● Request
Retype the whole listing below, character for character.

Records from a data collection

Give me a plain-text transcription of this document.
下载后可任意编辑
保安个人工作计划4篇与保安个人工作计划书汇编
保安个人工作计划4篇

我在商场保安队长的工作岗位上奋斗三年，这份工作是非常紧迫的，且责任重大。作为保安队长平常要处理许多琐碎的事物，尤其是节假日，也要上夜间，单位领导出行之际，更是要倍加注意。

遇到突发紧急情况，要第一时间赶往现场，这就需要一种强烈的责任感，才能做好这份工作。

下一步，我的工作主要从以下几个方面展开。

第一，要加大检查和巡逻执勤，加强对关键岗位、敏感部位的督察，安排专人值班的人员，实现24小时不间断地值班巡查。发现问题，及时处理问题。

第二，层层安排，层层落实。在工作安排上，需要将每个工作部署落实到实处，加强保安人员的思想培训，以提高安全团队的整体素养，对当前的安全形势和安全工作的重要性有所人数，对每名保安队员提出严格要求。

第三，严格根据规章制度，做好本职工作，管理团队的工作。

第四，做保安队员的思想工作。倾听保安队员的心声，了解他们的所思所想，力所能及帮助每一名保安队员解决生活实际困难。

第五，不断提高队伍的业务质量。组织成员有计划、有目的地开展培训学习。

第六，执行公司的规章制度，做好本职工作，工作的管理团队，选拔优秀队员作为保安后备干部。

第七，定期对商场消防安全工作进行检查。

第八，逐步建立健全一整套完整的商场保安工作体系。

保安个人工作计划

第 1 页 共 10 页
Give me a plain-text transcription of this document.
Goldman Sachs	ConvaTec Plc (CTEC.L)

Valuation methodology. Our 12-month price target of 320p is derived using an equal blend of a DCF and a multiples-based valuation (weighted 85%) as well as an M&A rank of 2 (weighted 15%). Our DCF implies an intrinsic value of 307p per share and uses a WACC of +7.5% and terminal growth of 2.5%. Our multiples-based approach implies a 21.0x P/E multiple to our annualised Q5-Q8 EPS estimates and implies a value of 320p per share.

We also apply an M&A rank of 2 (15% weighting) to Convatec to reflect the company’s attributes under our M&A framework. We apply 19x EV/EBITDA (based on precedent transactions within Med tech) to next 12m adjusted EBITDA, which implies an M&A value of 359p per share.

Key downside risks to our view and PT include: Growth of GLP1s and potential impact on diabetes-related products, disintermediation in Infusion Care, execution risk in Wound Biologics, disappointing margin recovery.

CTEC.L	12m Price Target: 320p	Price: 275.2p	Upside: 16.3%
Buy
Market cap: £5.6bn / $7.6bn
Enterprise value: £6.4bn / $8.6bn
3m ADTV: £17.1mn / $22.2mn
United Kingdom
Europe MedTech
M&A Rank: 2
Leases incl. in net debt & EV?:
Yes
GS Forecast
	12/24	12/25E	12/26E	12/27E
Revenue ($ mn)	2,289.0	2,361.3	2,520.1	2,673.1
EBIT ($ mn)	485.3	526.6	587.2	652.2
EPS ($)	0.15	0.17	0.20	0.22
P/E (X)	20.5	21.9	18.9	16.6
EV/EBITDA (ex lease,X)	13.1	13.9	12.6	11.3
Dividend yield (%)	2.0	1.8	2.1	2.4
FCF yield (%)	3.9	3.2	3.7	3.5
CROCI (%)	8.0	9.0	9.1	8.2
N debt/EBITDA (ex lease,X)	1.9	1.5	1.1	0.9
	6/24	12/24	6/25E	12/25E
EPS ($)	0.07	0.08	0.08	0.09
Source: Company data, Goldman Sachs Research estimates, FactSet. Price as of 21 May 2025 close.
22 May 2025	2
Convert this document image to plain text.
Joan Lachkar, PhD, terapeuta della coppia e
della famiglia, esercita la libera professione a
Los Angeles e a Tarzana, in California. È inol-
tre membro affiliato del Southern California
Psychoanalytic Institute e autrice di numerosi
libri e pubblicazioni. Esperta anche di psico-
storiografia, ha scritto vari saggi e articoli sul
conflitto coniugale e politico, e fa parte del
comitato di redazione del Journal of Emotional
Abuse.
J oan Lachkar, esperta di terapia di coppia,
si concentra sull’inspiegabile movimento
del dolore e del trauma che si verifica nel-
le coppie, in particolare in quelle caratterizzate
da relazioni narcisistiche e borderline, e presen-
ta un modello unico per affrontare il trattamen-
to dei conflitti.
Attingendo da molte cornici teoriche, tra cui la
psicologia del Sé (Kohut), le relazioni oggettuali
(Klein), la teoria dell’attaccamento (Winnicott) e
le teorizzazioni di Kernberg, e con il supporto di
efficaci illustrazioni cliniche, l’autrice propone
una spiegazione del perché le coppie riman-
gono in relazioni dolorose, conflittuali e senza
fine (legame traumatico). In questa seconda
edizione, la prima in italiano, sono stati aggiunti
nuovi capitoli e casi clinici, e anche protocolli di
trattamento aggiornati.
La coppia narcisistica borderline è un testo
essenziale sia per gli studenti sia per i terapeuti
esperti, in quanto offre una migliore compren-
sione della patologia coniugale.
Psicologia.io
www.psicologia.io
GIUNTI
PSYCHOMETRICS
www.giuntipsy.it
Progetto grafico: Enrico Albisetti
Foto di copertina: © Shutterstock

● Solution for this problem
Give me a plain-text transcription of this document.
下载后可任意编辑
保安个人工作计划4篇与保安个人工作计划书汇编
保安个人工作计划4篇

我在商场保安队长的工作岗位上奋斗三年，这份工作是非常紧迫的，且责任重大。作为保安队长平常要处理许多琐碎的事物，尤其是节假日，也要上夜间，单位领导出行之际，更是要倍加注意。

遇到突发紧急情况，要第一时间赶往现场，这就需要一种强烈的责任感，才能做好这份工作。

下一步，我的工作主要从以下几个方面展开。

第一，要加大检查和巡逻执勤，加强对关键岗位、敏感部位的督察，安排专人值班的人员，实现24小时不间断地值班巡查。发现问题，及时处理问题。

第二，层层安排，层层落实。在工作安排上，需要将每个工作部署落实到实处，加强保安人员的思想培训，以提高安全团队的整体素养，对当前的安全形势和安全工作的重要性有所人数，对每名保安队员提出严格要求。

第三，严格根据规章制度，做好本职工作，管理团队的工作。

第四，做保安队员的思想工作。倾听保安队员的心声，了解他们的所思所想，力所能及帮助每一名保安队员解决生活实际困难。

第五，不断提高队伍的业务质量。组织成员有计划、有目的地开展培训学习。

第六，执行公司的规章制度，做好本职工作，工作的管理团队，选拔优秀队员作为保安后备干部。

第七，定期对商场消防安全工作进行检查。

第八，逐步建立健全一整套完整的商场保安工作体系。

保安个人工作计划

第 1 页 共 10 页
Give me a plain-text transcription of this document.
Goldman Sachs	ConvaTec Plc (CTEC.L)

Valuation methodology. Our 12-month price target of 320p is derived using an equal blend of a DCF and a multiples-based valuation (weighted 85%) as well as an M&A rank of 2 (weighted 15%). Our DCF implies an intrinsic value of 307p per share and uses a WACC of +7.5% and terminal growth of 2.5%. Our multiples-based approach implies a 21.0x P/E multiple to our annualised Q5-Q8 EPS estimates and implies a value of 320p per share.

We also apply an M&A rank of 2 (15% weighting) to Convatec to reflect the company’s attributes under our M&A framework. We apply 19x EV/EBITDA (based on precedent transactions within Med tech) to next 12m adjusted EBITDA, which implies an M&A value of 359p per share.

Key downside risks to our view and PT include: Growth of GLP1s and potential impact on diabetes-related products, disintermediation in Infusion Care, execution risk in Wound Biologics, disappointing margin recovery.

CTEC.L	12m Price Target: 320p	Price: 275.2p	Upside: 16.3%
Buy
Market cap: £5.6bn / $7.6bn
Enterprise value: £6.4bn / $8.6bn
3m ADTV: £17.1mn / $22.2mn
United Kingdom
Europe MedTech
M&A Rank: 2
Leases incl. in net debt & EV?:
Yes
GS Forecast
	12/24	12/25E	12/26E	12/27E
Revenue ($ mn)	2,289.0	2,361.3	2,520.1	2,673.1
EBIT ($ mn)	485.3	526.6	587.2	652.2
EPS ($)	0.15	0.17	0.20	0.22
P/E (X)	20.5	21.9	18.9	16.6
EV/EBITDA (ex lease,X)	13.1	13.9	12.6	11.3
Dividend yield (%)	2.0	1.8	2.1	2.4
FCF yield (%)	3.9	3.2	3.7	3.5
CROCI (%)	8.0	9.0	9.1	8.2
N debt/EBITDA (ex lease,X)	1.9	1.5	1.1	0.9
	6/24	12/24	6/25E	12/25E
EPS ($)	0.07	0.08	0.08	0.09
Source: Company data, Goldman Sachs Research estimates, FactSet. Price as of 21 May 2025 close.
22 May 2025	2
Convert this document image to plain text.
Joan Lachkar, PhD, terapeuta della coppia e
della famiglia, esercita la libera professione a
Los Angeles e a Tarzana, in California. È inol-
tre membro affiliato del Southern California
Psychoanalytic Institute e autrice di numerosi
libri e pubblicazioni. Esperta anche di psico-
storiografia, ha scritto vari saggi e articoli sul
conflitto coniugale e politico, e fa parte del
comitato di redazione del Journal of Emotional
Abuse.
J oan Lachkar, esperta di terapia di coppia,
si concentra sull’inspiegabile movimento
del dolore e del trauma che si verifica nel-
le coppie, in particolare in quelle caratterizzate
da relazioni narcisistiche e borderline, e presen-
ta un modello unico per affrontare il trattamen-
to dei conflitti.
Attingendo da molte cornici teoriche, tra cui la
psicologia del Sé (Kohut), le relazioni oggettuali
(Klein), la teoria dell’attaccamento (Winnicott) e
le teorizzazioni di Kernberg, e con il supporto di
efficaci illustrazioni cliniche, l’autrice propone
una spiegazione del perché le coppie riman-
gono in relazioni dolorose, conflittuali e senza
fine (legame traumatico). In questa seconda
edizione, la prima in italiano, sono stati aggiunti
nuovi capitoli e casi clinici, e anche protocolli di
trattamento aggiornati.
La coppia narcisistica borderline è un testo
essenziale sia per gli studenti sia per i terapeuti
esperti, in quanto offre una migliore compren-
sione della patologia coniugale.
Psicologia.io
www.psicologia.io
GIUNTI
PSYCHOMETRICS
www.giuntipsy.it
Progetto grafico: Enrico Albisetti
Foto di copertina: © Shutterstock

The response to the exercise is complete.